(REQUIRED WORK) Reproduce every one of the records below word for word, but leave the pictures out.

Items from a dataset:
________

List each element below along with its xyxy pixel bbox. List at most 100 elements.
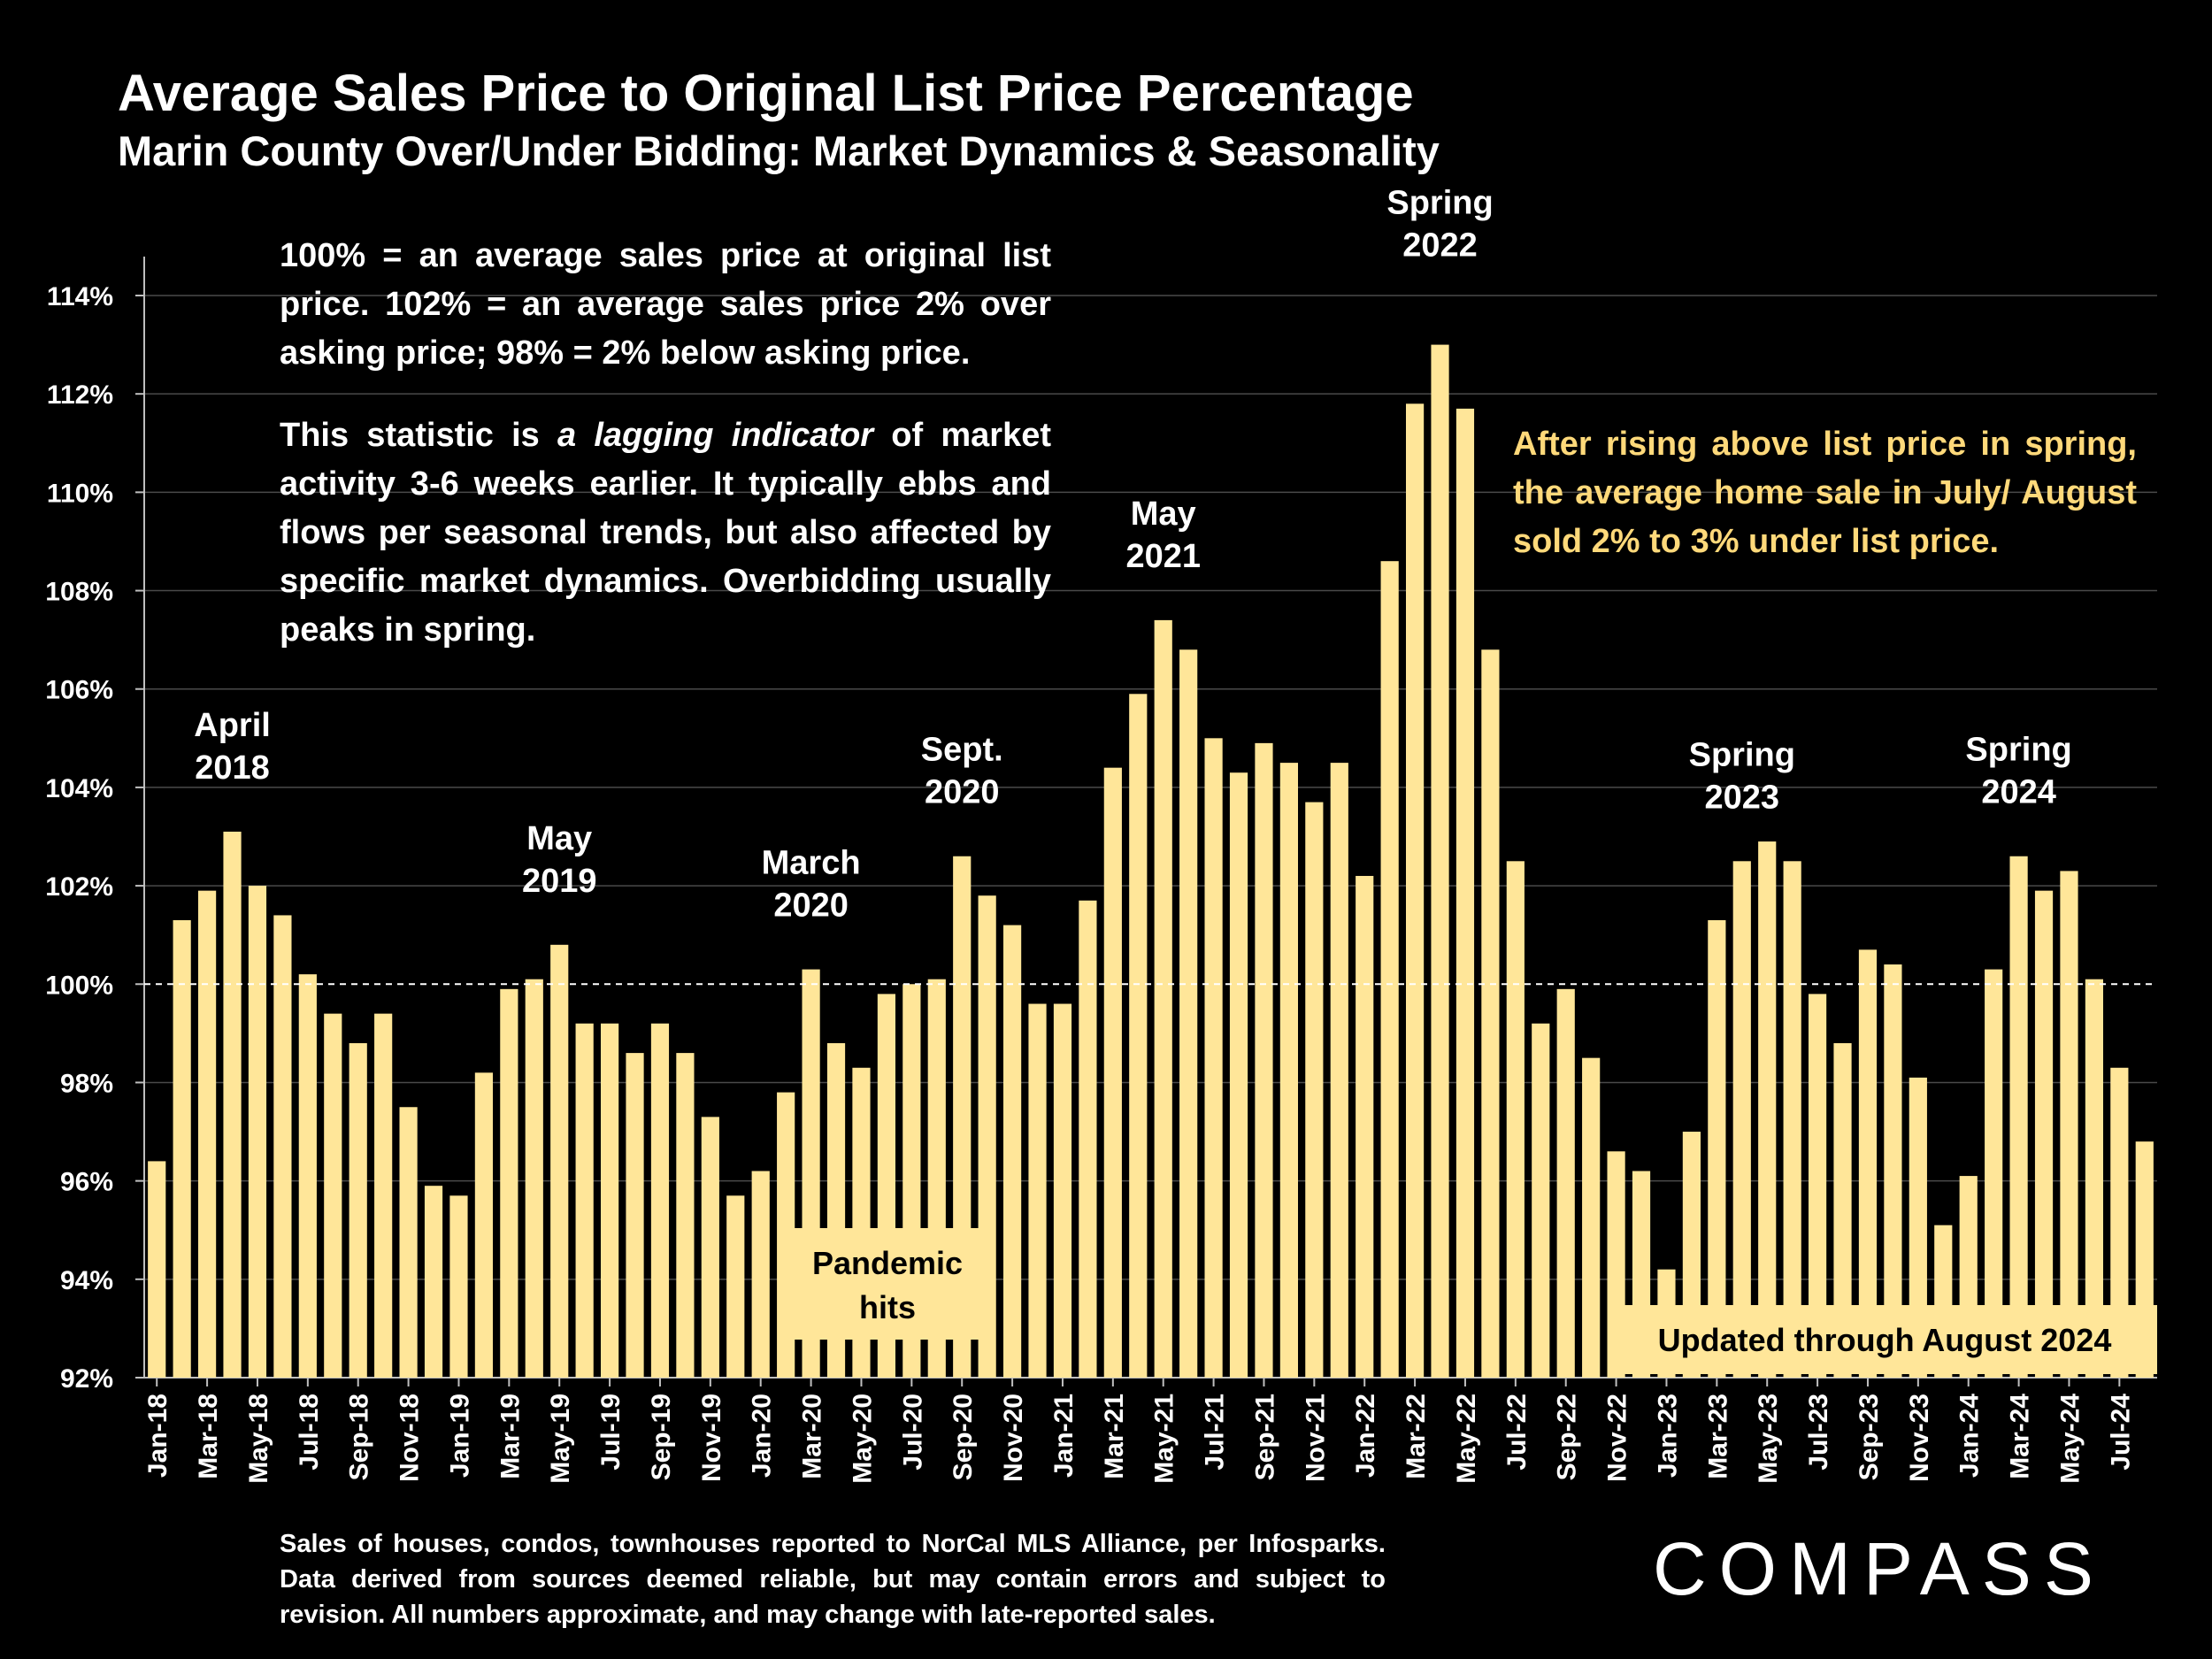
period-annotation: April: [194, 707, 271, 744]
x-tick-label: Nov-21: [1301, 1394, 1330, 1482]
y-tick-label: 98%: [60, 1069, 113, 1098]
y-tick-label: 100%: [45, 971, 113, 1000]
x-tick-label: Sep-23: [1855, 1394, 1884, 1480]
bar: [2009, 856, 2028, 1378]
y-tick-label: 104%: [45, 774, 113, 803]
bar: [626, 1053, 644, 1378]
x-tick-label: Jul-21: [1201, 1394, 1230, 1471]
bar: [1002, 925, 1022, 1378]
bar: [273, 915, 292, 1378]
lagging-indicator-note: This statistic is a lagging indicator of…: [280, 411, 1051, 655]
bar: [449, 1195, 468, 1378]
y-tick-label: 110%: [47, 479, 113, 508]
period-annotation: 2023: [1705, 779, 1780, 816]
bar: [298, 974, 317, 1378]
bar: [1582, 1057, 1601, 1378]
x-tick-label: Mar-18: [194, 1394, 223, 1479]
x-tick-label: May-21: [1150, 1394, 1179, 1484]
bar: [1229, 772, 1248, 1378]
bar: [474, 1072, 494, 1378]
bar: [1884, 964, 1902, 1378]
bar: [701, 1117, 719, 1378]
bar: [550, 944, 569, 1378]
axes: 92% 94% 96% 98% 100% 102% 104% 106% 108% 110% 112%…: [45, 257, 2157, 1484]
bar: [1783, 861, 1801, 1378]
bar: [1255, 742, 1273, 1378]
x-tick-label: Sep-21: [1250, 1394, 1279, 1480]
period-annotation: 2021: [1125, 538, 1201, 575]
bar: [1405, 403, 1425, 1378]
lagging-note-end: of market activity 3-6 weeks earlier. It…: [280, 417, 1051, 649]
bar: [1103, 767, 1122, 1378]
bar: [223, 831, 242, 1378]
x-tick-label: Jan-23: [1653, 1394, 1682, 1478]
bar: [1154, 619, 1172, 1378]
chart-title: Average Sales Price to Original List Pri…: [118, 65, 1414, 122]
annotations: April 2018 May 2019 March 2020 Sept. 2020 May 202…: [194, 185, 2157, 1374]
bar: [1431, 344, 1449, 1378]
lagging-note-start: This statistic is: [280, 417, 558, 454]
x-tick-label: Jul-23: [1804, 1394, 1833, 1471]
x-tick-label: Sep-20: [949, 1394, 978, 1480]
x-tick-label: Mar-22: [1402, 1394, 1431, 1479]
definition-note: 100% = an average sales price at origina…: [280, 237, 1051, 372]
bar: [1380, 561, 1399, 1378]
bar: [650, 1023, 670, 1378]
bar: [1758, 841, 1777, 1378]
period-annotation: 2018: [195, 749, 270, 787]
bar: [424, 1186, 443, 1378]
bar: [751, 1171, 770, 1378]
x-tick-label: Nov-23: [1905, 1394, 1934, 1482]
x-tick-label: Jul-18: [295, 1394, 324, 1471]
period-annotation: 2020: [773, 887, 849, 925]
bar: [1506, 861, 1525, 1378]
x-tick-label: May-19: [546, 1394, 575, 1484]
summary-note: After rising above list price in spring,…: [1513, 426, 2137, 560]
bar: [1732, 861, 1751, 1378]
x-tick-label: Jul-19: [596, 1394, 626, 1471]
x-tick-label: May-22: [1452, 1394, 1481, 1484]
x-tick-label: Mar-19: [495, 1394, 525, 1479]
bar: [1833, 1042, 1852, 1378]
updated-label: Updated through August 2024: [1658, 1322, 2112, 1358]
y-tick-label: 96%: [60, 1168, 113, 1197]
y-tick-label: 114%: [47, 282, 113, 311]
period-annotation: May: [526, 820, 592, 857]
bar: [1079, 900, 1097, 1378]
bar: [1481, 649, 1500, 1378]
bar: [173, 920, 191, 1378]
bar: [2034, 890, 2054, 1378]
bar: [1455, 408, 1475, 1378]
period-annotation: 2019: [522, 863, 597, 900]
period-annotation: 2020: [925, 774, 1000, 811]
bar: [1028, 1003, 1047, 1378]
bar: [1808, 994, 1827, 1378]
y-tick-label: 102%: [45, 872, 113, 902]
x-tick-label: Nov-22: [1603, 1394, 1632, 1482]
x-tick-label: Jan-20: [748, 1394, 777, 1478]
x-tick-label: Sep-19: [647, 1394, 676, 1480]
bar: [726, 1195, 745, 1378]
bar: [399, 1107, 418, 1378]
y-tick-label: 106%: [45, 676, 113, 705]
bar: [374, 1013, 393, 1378]
x-tick-label: Mar-21: [1100, 1394, 1129, 1479]
gridlines: [144, 295, 2157, 1280]
bar: [148, 1161, 166, 1378]
y-tick-label: 92%: [60, 1364, 113, 1394]
pandemic-label-box: [783, 1228, 994, 1340]
bar: [1356, 875, 1374, 1378]
updated-label-box: [1609, 1305, 2157, 1374]
bar: [1556, 988, 1575, 1378]
x-tick-label: May-24: [2055, 1394, 2085, 1484]
bar: [2060, 871, 2078, 1378]
pandemic-label: hits: [859, 1289, 916, 1325]
lagging-note-emphasis: a lagging indicator: [557, 417, 874, 454]
x-tick-label: Sep-22: [1553, 1394, 1582, 1480]
period-annotation: 2022: [1402, 227, 1478, 265]
bar: [575, 1023, 594, 1378]
bar: [1532, 1023, 1550, 1378]
bar: [676, 1053, 695, 1378]
bar: [1305, 802, 1324, 1378]
y-tick-label: 112%: [47, 380, 113, 410]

________

(COMPLETE ANSWER)
List each element below along with its xyxy pixel bbox. List at most 100 elements.
period-annotation: April: [194, 707, 271, 744]
x-tick-label: Nov-21: [1301, 1394, 1330, 1482]
y-tick-label: 98%: [60, 1069, 113, 1098]
y-tick-label: 100%: [45, 971, 113, 1000]
x-tick-label: Sep-23: [1855, 1394, 1884, 1480]
bar: [2009, 856, 2028, 1378]
y-tick-label: 104%: [45, 774, 113, 803]
bar: [626, 1053, 644, 1378]
x-tick-label: Jul-21: [1201, 1394, 1230, 1471]
bar: [1002, 925, 1022, 1378]
bar: [273, 915, 292, 1378]
lagging-indicator-note: This statistic is a lagging indicator of…: [280, 411, 1051, 655]
bar: [449, 1195, 468, 1378]
y-tick-label: 110%: [47, 479, 113, 508]
period-annotation: 2023: [1705, 779, 1780, 816]
bar: [298, 974, 317, 1378]
bar: [1582, 1057, 1601, 1378]
x-tick-label: Mar-18: [194, 1394, 223, 1479]
x-tick-label: May-21: [1150, 1394, 1179, 1484]
bar: [1229, 772, 1248, 1378]
bar: [474, 1072, 494, 1378]
bar: [1884, 964, 1902, 1378]
bar: [701, 1117, 719, 1378]
bar: [550, 944, 569, 1378]
axes: 92% 94% 96% 98% 100% 102% 104% 106% 108% 110% 112%…: [45, 257, 2157, 1484]
bar: [1783, 861, 1801, 1378]
bar: [1255, 742, 1273, 1378]
x-tick-label: Sep-21: [1250, 1394, 1279, 1480]
period-annotation: 2021: [1125, 538, 1201, 575]
bar: [1405, 403, 1425, 1378]
lagging-note-end: of market activity 3-6 weeks earlier. It…: [280, 417, 1051, 649]
bar: [1103, 767, 1122, 1378]
bar: [223, 831, 242, 1378]
x-tick-label: Jan-23: [1653, 1394, 1682, 1478]
bar: [1154, 619, 1172, 1378]
chart-title: Average Sales Price to Original List Pri…: [118, 65, 1414, 122]
annotations: April 2018 May 2019 March 2020 Sept. 2020 May 202…: [194, 185, 2157, 1374]
bar: [1431, 344, 1449, 1378]
lagging-note-start: This statistic is: [280, 417, 558, 454]
x-tick-label: Jul-23: [1804, 1394, 1833, 1471]
x-tick-label: Sep-20: [949, 1394, 978, 1480]
x-tick-label: Mar-22: [1402, 1394, 1431, 1479]
definition-note: 100% = an average sales price at origina…: [280, 237, 1051, 372]
bar: [1380, 561, 1399, 1378]
bar: [650, 1023, 670, 1378]
bar: [1758, 841, 1777, 1378]
period-annotation: 2018: [195, 749, 270, 787]
bar: [424, 1186, 443, 1378]
bar: [751, 1171, 770, 1378]
x-tick-label: Nov-23: [1905, 1394, 1934, 1482]
x-tick-label: Jul-18: [295, 1394, 324, 1471]
period-annotation: 2020: [773, 887, 849, 925]
bar: [1506, 861, 1525, 1378]
x-tick-label: May-19: [546, 1394, 575, 1484]
summary-note: After rising above list price in spring,…: [1513, 426, 2137, 560]
bar: [1732, 861, 1751, 1378]
x-tick-label: Jul-19: [596, 1394, 626, 1471]
x-tick-label: May-22: [1452, 1394, 1481, 1484]
x-tick-label: Mar-19: [495, 1394, 525, 1479]
bar: [1833, 1042, 1852, 1378]
updated-label: Updated through August 2024: [1658, 1322, 2112, 1358]
y-tick-label: 96%: [60, 1168, 113, 1197]
y-tick-label: 114%: [47, 282, 113, 311]
period-annotation: May: [526, 820, 592, 857]
bar: [1079, 900, 1097, 1378]
bar: [1481, 649, 1500, 1378]
bar: [173, 920, 191, 1378]
bar: [2034, 890, 2054, 1378]
bar: [1455, 408, 1475, 1378]
period-annotation: 2019: [522, 863, 597, 900]
period-annotation: 2020: [925, 774, 1000, 811]
bar: [1028, 1003, 1047, 1378]
bar: [1808, 994, 1827, 1378]
y-tick-label: 102%: [45, 872, 113, 902]
x-tick-label: Nov-22: [1603, 1394, 1632, 1482]
x-tick-label: Jan-20: [748, 1394, 777, 1478]
x-tick-label: Sep-19: [647, 1394, 676, 1480]
bar: [726, 1195, 745, 1378]
bar: [399, 1107, 418, 1378]
y-tick-label: 106%: [45, 676, 113, 705]
bar: [374, 1013, 393, 1378]
x-tick-label: Mar-21: [1100, 1394, 1129, 1479]
gridlines: [144, 295, 2157, 1280]
bar: [148, 1161, 166, 1378]
y-tick-label: 92%: [60, 1364, 113, 1394]
pandemic-label-box: [783, 1228, 994, 1340]
bar: [1356, 875, 1374, 1378]
updated-label-box: [1609, 1305, 2157, 1374]
bar: [1556, 988, 1575, 1378]
x-tick-label: May-24: [2055, 1394, 2085, 1484]
bar: [2060, 871, 2078, 1378]
pandemic-label: hits: [859, 1289, 916, 1325]
lagging-note-emphasis: a lagging indicator: [557, 417, 874, 454]
x-tick-label: Sep-22: [1553, 1394, 1582, 1480]
period-annotation: 2022: [1402, 227, 1478, 265]
bar: [575, 1023, 594, 1378]
bar: [1532, 1023, 1550, 1378]
bar: [676, 1053, 695, 1378]
bar: [1305, 802, 1324, 1378]
y-tick-label: 112%: [47, 380, 113, 410]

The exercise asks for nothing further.